* [EXERCISE REQUIREMENTS]: Reproduce the listing below without changes, except that pictures are left out.

* [SUPPLIED INFORMATION]:
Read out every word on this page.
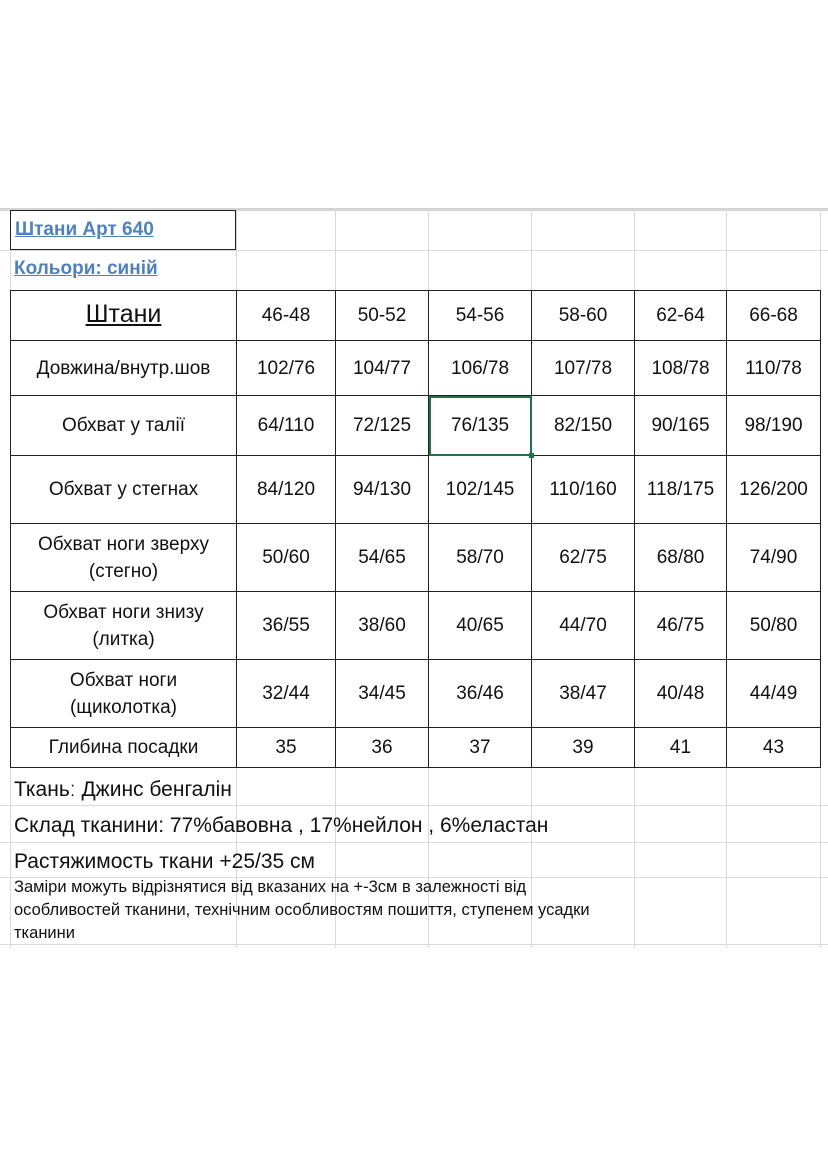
Штани Арт 640
Кольори: синій
Штани	46-48	50-52	54-56	58-60	62-64	66-68
Довжина/внутр.шов	102/76	104/77	106/78	107/78	108/78	110/78
Обхват у талії	64/110	72/125	76/135	82/150	90/165	98/190
Обхват у стегнах	84/120	94/130	102/145	110/160	118/175	126/200
Обхват ноги зверху
(стегно)	50/60	54/65	58/70	62/75	68/80	74/90
Обхват ноги знизу
(литка)	36/55	38/60	40/65	44/70	46/75	50/80
Обхват ноги
(щиколотка)	32/44	34/45	36/46	38/47	40/48	44/49
Глибина посадки	35	36	37	39	41	43
Тканьː Джинс бенгалін
Склад тканини: 77%бавовна , 17%нейлон , 6%еластан
Растяжимость ткани +25/35 см
Заміри можуть відрізнятися від вказаних на +-3см в залежності від особливостей тканини, технічним особливостям пошиття, ступенем усадки тканини
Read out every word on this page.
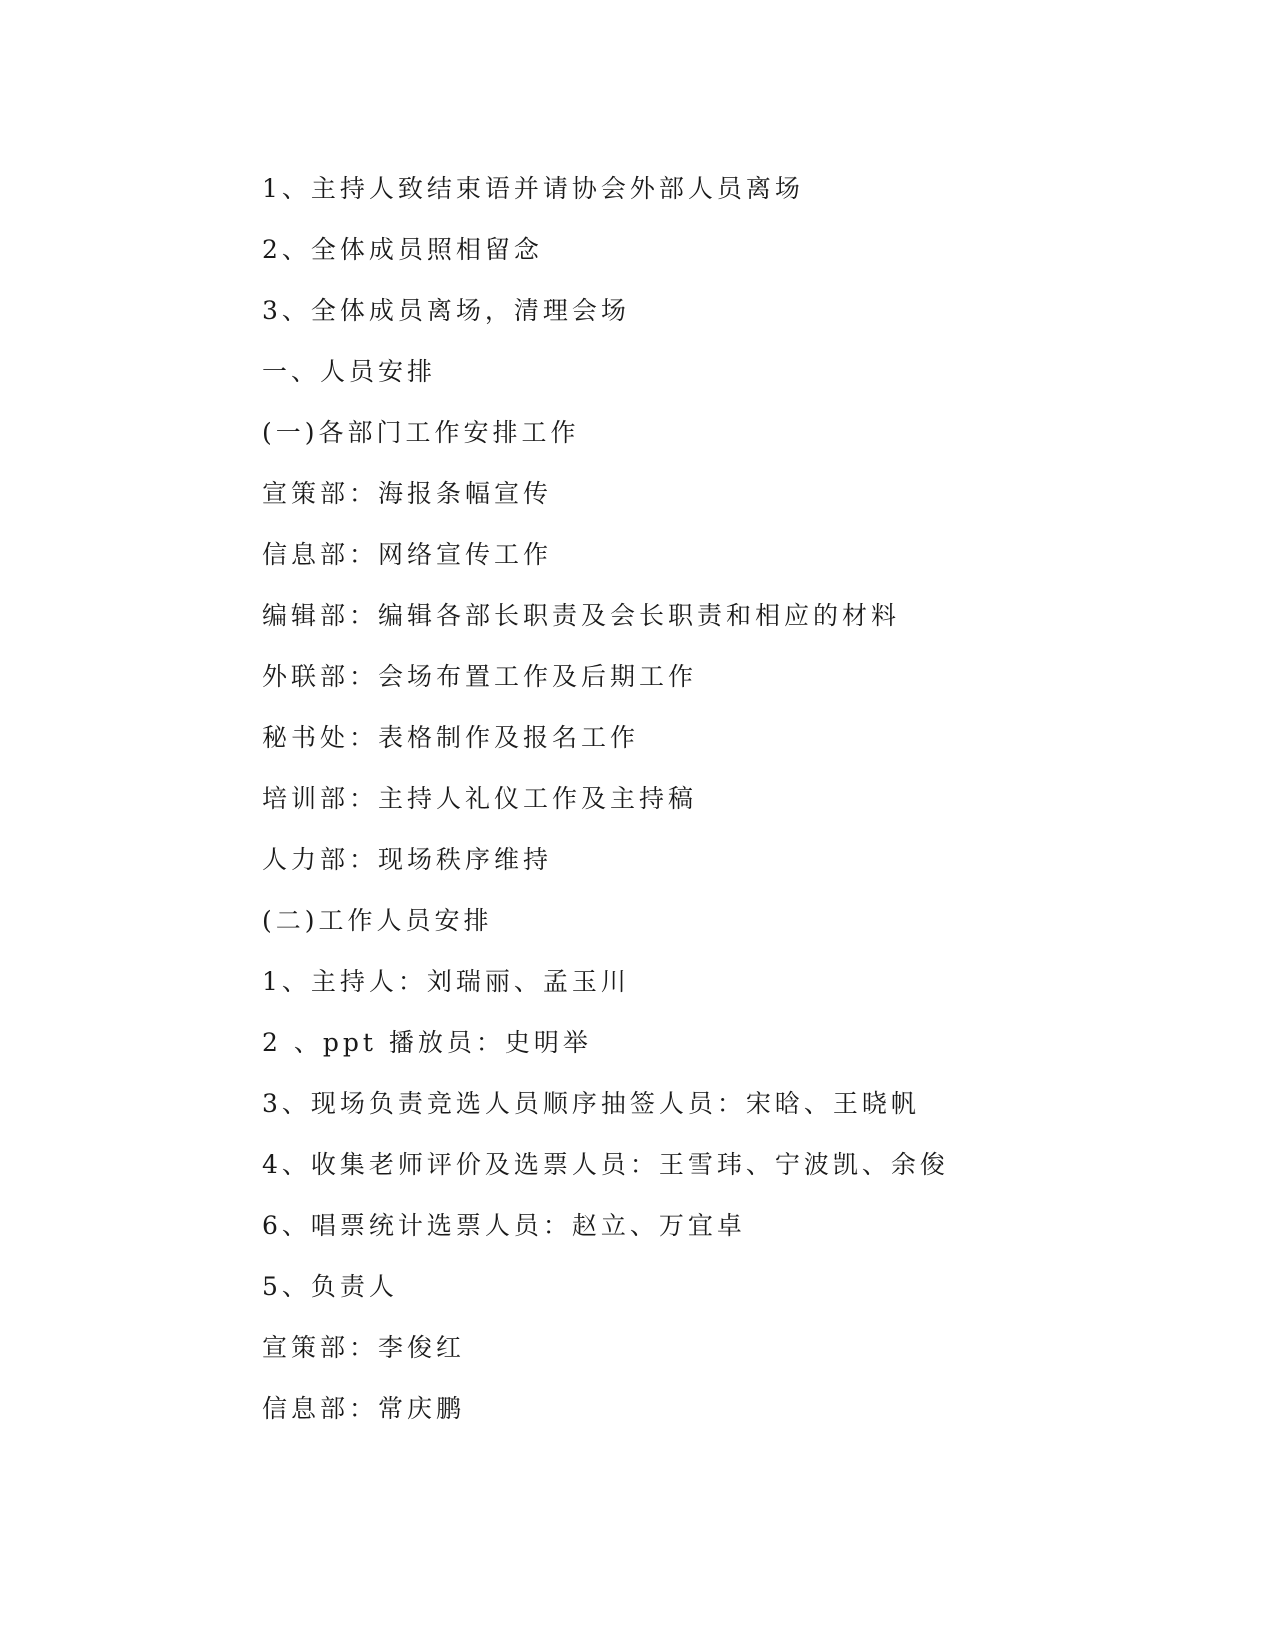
1、主持人致结束语并请协会外部人员离场
2、全体成员照相留念
3、全体成员离场，清理会场
一、人员安排
(一)各部门工作安排工作
宣策部：海报条幅宣传
信息部：网络宣传工作
编辑部：编辑各部长职责及会长职责和相应的材料
外联部：会场布置工作及后期工作
秘书处：表格制作及报名工作
培训部：主持人礼仪工作及主持稿
人力部：现场秩序维持
(二)工作人员安排
1、主持人：刘瑞丽、孟玉川
2 、ppt 播放员：史明举
3、现场负责竞选人员顺序抽签人员：宋晗、王晓帆
4、收集老师评价及选票人员：王雪玮、宁波凯、余俊
6、唱票统计选票人员：赵立、万宜卓
5、负责人
宣策部：李俊红
信息部：常庆鹏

* [ANSWER TO THIS TASK]:
Read out every word on this page.
Штани Арт 640
Кольори: синій
Штани	46-48	50-52	54-56	58-60	62-64	66-68
Довжина/внутр.шов	102/76	104/77	106/78	107/78	108/78	110/78
Обхват у талії	64/110	72/125	76/135	82/150	90/165	98/190
Обхват у стегнах	84/120	94/130	102/145	110/160	118/175	126/200
Обхват ноги зверху
(стегно)	50/60	54/65	58/70	62/75	68/80	74/90
Обхват ноги знизу
(литка)	36/55	38/60	40/65	44/70	46/75	50/80
Обхват ноги
(щиколотка)	32/44	34/45	36/46	38/47	40/48	44/49
Глибина посадки	35	36	37	39	41	43
Тканьː Джинс бенгалін
Склад тканини: 77%бавовна , 17%нейлон , 6%еластан
Растяжимость ткани +25/35 см
Заміри можуть відрізнятися від вказаних на +-3см в залежності від особливостей тканини, технічним особливостям пошиття, ступенем усадки тканини
Read out every word on this page.
1、主持人致结束语并请协会外部人员离场
2、全体成员照相留念
3、全体成员离场，清理会场
一、人员安排
(一)各部门工作安排工作
宣策部：海报条幅宣传
信息部：网络宣传工作
编辑部：编辑各部长职责及会长职责和相应的材料
外联部：会场布置工作及后期工作
秘书处：表格制作及报名工作
培训部：主持人礼仪工作及主持稿
人力部：现场秩序维持
(二)工作人员安排
1、主持人：刘瑞丽、孟玉川
2 、ppt 播放员：史明举
3、现场负责竞选人员顺序抽签人员：宋晗、王晓帆
4、收集老师评价及选票人员：王雪玮、宁波凯、余俊
6、唱票统计选票人员：赵立、万宜卓
5、负责人
宣策部：李俊红
信息部：常庆鹏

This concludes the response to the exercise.